Given problem –
Copy every entry below line for line, without changing a single character.

Data entries –
>> Start
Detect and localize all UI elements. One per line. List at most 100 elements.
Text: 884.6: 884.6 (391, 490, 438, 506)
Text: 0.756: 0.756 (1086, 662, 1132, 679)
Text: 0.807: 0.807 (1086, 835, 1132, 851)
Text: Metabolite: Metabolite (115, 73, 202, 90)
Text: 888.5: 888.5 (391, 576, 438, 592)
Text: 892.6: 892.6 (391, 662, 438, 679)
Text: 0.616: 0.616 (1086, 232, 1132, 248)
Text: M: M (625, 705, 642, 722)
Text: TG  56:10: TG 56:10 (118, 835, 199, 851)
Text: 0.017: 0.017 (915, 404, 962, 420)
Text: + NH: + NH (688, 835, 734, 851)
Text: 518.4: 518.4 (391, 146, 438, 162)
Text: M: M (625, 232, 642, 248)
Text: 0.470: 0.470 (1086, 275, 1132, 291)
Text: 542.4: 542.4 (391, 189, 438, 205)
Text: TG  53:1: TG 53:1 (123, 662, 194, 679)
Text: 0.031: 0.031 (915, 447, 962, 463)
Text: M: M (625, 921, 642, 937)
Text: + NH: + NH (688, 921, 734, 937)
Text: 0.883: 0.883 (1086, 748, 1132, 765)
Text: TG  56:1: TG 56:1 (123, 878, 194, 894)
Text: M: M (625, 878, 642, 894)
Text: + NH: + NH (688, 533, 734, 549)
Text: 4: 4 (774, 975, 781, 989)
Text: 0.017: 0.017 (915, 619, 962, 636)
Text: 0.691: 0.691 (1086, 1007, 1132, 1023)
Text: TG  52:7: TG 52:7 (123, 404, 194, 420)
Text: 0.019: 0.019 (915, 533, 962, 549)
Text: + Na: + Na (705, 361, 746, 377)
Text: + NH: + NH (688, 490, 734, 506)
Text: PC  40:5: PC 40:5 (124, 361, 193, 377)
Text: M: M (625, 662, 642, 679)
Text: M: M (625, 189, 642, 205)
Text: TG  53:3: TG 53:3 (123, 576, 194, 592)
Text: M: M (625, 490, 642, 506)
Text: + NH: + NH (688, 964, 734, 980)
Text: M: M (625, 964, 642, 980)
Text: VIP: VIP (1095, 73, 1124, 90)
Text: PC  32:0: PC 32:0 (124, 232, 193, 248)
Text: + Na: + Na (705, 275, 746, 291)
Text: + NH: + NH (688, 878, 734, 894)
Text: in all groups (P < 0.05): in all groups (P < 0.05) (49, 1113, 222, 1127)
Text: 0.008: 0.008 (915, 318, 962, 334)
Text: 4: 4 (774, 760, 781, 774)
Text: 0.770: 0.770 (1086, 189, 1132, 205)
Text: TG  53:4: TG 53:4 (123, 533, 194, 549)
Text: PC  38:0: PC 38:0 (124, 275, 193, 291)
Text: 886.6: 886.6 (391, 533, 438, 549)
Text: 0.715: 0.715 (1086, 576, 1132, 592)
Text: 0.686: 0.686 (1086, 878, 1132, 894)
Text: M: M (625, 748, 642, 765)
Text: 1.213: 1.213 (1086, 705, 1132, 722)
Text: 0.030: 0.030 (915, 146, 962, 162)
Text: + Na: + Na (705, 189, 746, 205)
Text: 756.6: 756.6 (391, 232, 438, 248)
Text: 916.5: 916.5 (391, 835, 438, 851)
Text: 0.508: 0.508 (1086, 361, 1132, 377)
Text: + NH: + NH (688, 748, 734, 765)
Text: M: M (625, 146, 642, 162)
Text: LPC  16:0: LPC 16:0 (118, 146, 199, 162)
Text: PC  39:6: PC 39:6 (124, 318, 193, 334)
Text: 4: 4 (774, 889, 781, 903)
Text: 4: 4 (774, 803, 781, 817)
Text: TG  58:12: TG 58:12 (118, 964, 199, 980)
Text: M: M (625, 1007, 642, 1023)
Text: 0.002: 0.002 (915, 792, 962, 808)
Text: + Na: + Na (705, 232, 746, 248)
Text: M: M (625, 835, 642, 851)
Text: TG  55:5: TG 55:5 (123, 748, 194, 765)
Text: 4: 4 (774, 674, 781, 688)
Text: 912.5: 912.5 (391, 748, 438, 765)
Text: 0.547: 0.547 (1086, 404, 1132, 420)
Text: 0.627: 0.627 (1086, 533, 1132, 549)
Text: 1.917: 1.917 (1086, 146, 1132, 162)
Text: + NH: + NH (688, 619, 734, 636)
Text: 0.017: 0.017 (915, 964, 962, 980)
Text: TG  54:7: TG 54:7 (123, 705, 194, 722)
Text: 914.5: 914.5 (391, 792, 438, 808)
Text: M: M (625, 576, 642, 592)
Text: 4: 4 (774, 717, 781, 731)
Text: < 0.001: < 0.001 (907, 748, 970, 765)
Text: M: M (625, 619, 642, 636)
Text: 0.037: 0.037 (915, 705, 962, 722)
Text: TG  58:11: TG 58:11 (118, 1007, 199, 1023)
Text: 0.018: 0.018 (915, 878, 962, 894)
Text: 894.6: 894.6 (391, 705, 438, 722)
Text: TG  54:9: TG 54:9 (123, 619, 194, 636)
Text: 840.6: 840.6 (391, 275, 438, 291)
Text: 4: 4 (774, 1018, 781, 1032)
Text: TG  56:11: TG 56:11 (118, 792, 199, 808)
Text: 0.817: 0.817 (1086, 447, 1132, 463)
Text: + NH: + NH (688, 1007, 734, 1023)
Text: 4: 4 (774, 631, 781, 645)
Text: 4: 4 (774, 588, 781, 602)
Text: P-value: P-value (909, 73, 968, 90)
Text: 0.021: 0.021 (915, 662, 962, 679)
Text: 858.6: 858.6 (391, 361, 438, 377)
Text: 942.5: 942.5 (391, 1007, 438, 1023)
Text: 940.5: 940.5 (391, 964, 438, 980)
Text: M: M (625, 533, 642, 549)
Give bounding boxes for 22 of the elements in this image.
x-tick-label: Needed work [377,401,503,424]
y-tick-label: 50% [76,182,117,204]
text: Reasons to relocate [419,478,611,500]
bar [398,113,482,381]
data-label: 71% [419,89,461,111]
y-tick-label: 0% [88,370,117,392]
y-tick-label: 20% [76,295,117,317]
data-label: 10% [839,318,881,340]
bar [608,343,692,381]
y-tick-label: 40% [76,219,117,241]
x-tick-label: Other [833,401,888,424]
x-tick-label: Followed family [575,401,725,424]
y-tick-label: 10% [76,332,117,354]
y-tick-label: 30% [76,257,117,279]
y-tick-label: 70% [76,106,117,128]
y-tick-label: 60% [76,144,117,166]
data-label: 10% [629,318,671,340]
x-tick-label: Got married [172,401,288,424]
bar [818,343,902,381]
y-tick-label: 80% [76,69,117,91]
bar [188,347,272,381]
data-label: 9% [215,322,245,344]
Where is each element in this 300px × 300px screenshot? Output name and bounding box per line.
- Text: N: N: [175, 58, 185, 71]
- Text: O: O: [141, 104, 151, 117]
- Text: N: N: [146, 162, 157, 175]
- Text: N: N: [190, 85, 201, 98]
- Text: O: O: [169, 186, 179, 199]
>> End
Response below –
Detect and localize all UI elements. One per line. List at most 100 elements.
Text: 884.6: 884.6 (391, 490, 438, 506)
Text: 0.756: 0.756 (1086, 662, 1132, 679)
Text: 0.807: 0.807 (1086, 835, 1132, 851)
Text: Metabolite: Metabolite (115, 73, 202, 90)
Text: 888.5: 888.5 (391, 576, 438, 592)
Text: 892.6: 892.6 (391, 662, 438, 679)
Text: 0.616: 0.616 (1086, 232, 1132, 248)
Text: M: M (625, 705, 642, 722)
Text: TG  56:10: TG 56:10 (118, 835, 199, 851)
Text: 0.017: 0.017 (915, 404, 962, 420)
Text: + NH: + NH (688, 835, 734, 851)
Text: 518.4: 518.4 (391, 146, 438, 162)
Text: M: M (625, 232, 642, 248)
Text: 0.470: 0.470 (1086, 275, 1132, 291)
Text: 542.4: 542.4 (391, 189, 438, 205)
Text: TG  53:1: TG 53:1 (123, 662, 194, 679)
Text: 0.031: 0.031 (915, 447, 962, 463)
Text: M: M (625, 921, 642, 937)
Text: + NH: + NH (688, 921, 734, 937)
Text: 0.883: 0.883 (1086, 748, 1132, 765)
Text: TG  56:1: TG 56:1 (123, 878, 194, 894)
Text: M: M (625, 878, 642, 894)
Text: + NH: + NH (688, 533, 734, 549)
Text: 4: 4 (774, 975, 781, 989)
Text: 0.017: 0.017 (915, 619, 962, 636)
Text: 0.691: 0.691 (1086, 1007, 1132, 1023)
Text: TG  52:7: TG 52:7 (123, 404, 194, 420)
Text: 0.019: 0.019 (915, 533, 962, 549)
Text: + Na: + Na (705, 361, 746, 377)
Text: + NH: + NH (688, 490, 734, 506)
Text: PC  40:5: PC 40:5 (124, 361, 193, 377)
Text: M: M (625, 662, 642, 679)
Text: M: M (625, 189, 642, 205)
Text: TG  53:3: TG 53:3 (123, 576, 194, 592)
Text: M: M (625, 490, 642, 506)
Text: + NH: + NH (688, 964, 734, 980)
Text: M: M (625, 964, 642, 980)
Text: VIP: VIP (1095, 73, 1124, 90)
Text: PC  32:0: PC 32:0 (124, 232, 193, 248)
Text: + Na: + Na (705, 275, 746, 291)
Text: + NH: + NH (688, 878, 734, 894)
Text: in all groups (P < 0.05): in all groups (P < 0.05) (49, 1113, 222, 1127)
Text: 0.008: 0.008 (915, 318, 962, 334)
Text: 4: 4 (774, 760, 781, 774)
Text: 0.770: 0.770 (1086, 189, 1132, 205)
Text: TG  53:4: TG 53:4 (123, 533, 194, 549)
Text: PC  38:0: PC 38:0 (124, 275, 193, 291)
Text: 886.6: 886.6 (391, 533, 438, 549)
Text: 0.715: 0.715 (1086, 576, 1132, 592)
Text: 0.686: 0.686 (1086, 878, 1132, 894)
Text: M: M (625, 748, 642, 765)
Text: 1.213: 1.213 (1086, 705, 1132, 722)
Text: 0.030: 0.030 (915, 146, 962, 162)
Text: + Na: + Na (705, 189, 746, 205)
Text: 756.6: 756.6 (391, 232, 438, 248)
Text: 916.5: 916.5 (391, 835, 438, 851)
Text: 0.508: 0.508 (1086, 361, 1132, 377)
Text: + NH: + NH (688, 748, 734, 765)
Text: M: M (625, 146, 642, 162)
Text: LPC  16:0: LPC 16:0 (118, 146, 199, 162)
Text: PC  39:6: PC 39:6 (124, 318, 193, 334)
Text: 4: 4 (774, 889, 781, 903)
Text: 4: 4 (774, 803, 781, 817)
Text: TG  58:12: TG 58:12 (118, 964, 199, 980)
Text: M: M (625, 1007, 642, 1023)
Text: 0.002: 0.002 (915, 792, 962, 808)
Text: + Na: + Na (705, 232, 746, 248)
Text: M: M (625, 835, 642, 851)
Text: TG  55:5: TG 55:5 (123, 748, 194, 765)
Text: 4: 4 (774, 674, 781, 688)
Text: 912.5: 912.5 (391, 748, 438, 765)
Text: 0.547: 0.547 (1086, 404, 1132, 420)
Text: 0.627: 0.627 (1086, 533, 1132, 549)
Text: 1.917: 1.917 (1086, 146, 1132, 162)
Text: + NH: + NH (688, 619, 734, 636)
Text: 0.017: 0.017 (915, 964, 962, 980)
Text: TG  54:7: TG 54:7 (123, 705, 194, 722)
Text: 914.5: 914.5 (391, 792, 438, 808)
Text: M: M (625, 576, 642, 592)
Text: 4: 4 (774, 717, 781, 731)
Text: < 0.001: < 0.001 (907, 748, 970, 765)
Text: M: M (625, 619, 642, 636)
Text: 0.037: 0.037 (915, 705, 962, 722)
Text: TG  58:11: TG 58:11 (118, 1007, 199, 1023)
Text: 0.018: 0.018 (915, 878, 962, 894)
Text: 894.6: 894.6 (391, 705, 438, 722)
Text: TG  54:9: TG 54:9 (123, 619, 194, 636)
Text: 840.6: 840.6 (391, 275, 438, 291)
Text: 4: 4 (774, 1018, 781, 1032)
Text: TG  56:11: TG 56:11 (118, 792, 199, 808)
Text: 0.817: 0.817 (1086, 447, 1132, 463)
Text: + NH: + NH (688, 1007, 734, 1023)
Text: 4: 4 (774, 631, 781, 645)
Text: 4: 4 (774, 588, 781, 602)
Text: P-value: P-value (909, 73, 968, 90)
Text: 0.021: 0.021 (915, 662, 962, 679)
Text: 858.6: 858.6 (391, 361, 438, 377)
Text: 942.5: 942.5 (391, 1007, 438, 1023)
Text: 940.5: 940.5 (391, 964, 438, 980)
Text: M: M (625, 533, 642, 549)
Give bounding boxes for 22 of the elements in this image.
x-tick-label: Needed work [377,401,503,424]
y-tick-label: 50% [76,182,117,204]
text: Reasons to relocate [419,478,611,500]
bar [398,113,482,381]
data-label: 71% [419,89,461,111]
y-tick-label: 0% [88,370,117,392]
y-tick-label: 20% [76,295,117,317]
data-label: 10% [839,318,881,340]
bar [608,343,692,381]
y-tick-label: 40% [76,219,117,241]
x-tick-label: Other [833,401,888,424]
x-tick-label: Followed family [575,401,725,424]
y-tick-label: 10% [76,332,117,354]
y-tick-label: 30% [76,257,117,279]
y-tick-label: 70% [76,106,117,128]
y-tick-label: 60% [76,144,117,166]
data-label: 10% [629,318,671,340]
x-tick-label: Got married [172,401,288,424]
bar [818,343,902,381]
y-tick-label: 80% [76,69,117,91]
bar [188,347,272,381]
data-label: 9% [215,322,245,344]
Where is each element in this 300px × 300px screenshot? Output name and bounding box per line.
- Text: N: N: [175, 58, 185, 71]
- Text: O: O: [141, 104, 151, 117]
- Text: N: N: [146, 162, 157, 175]
- Text: N: N: [190, 85, 201, 98]
- Text: O: O: [169, 186, 179, 199]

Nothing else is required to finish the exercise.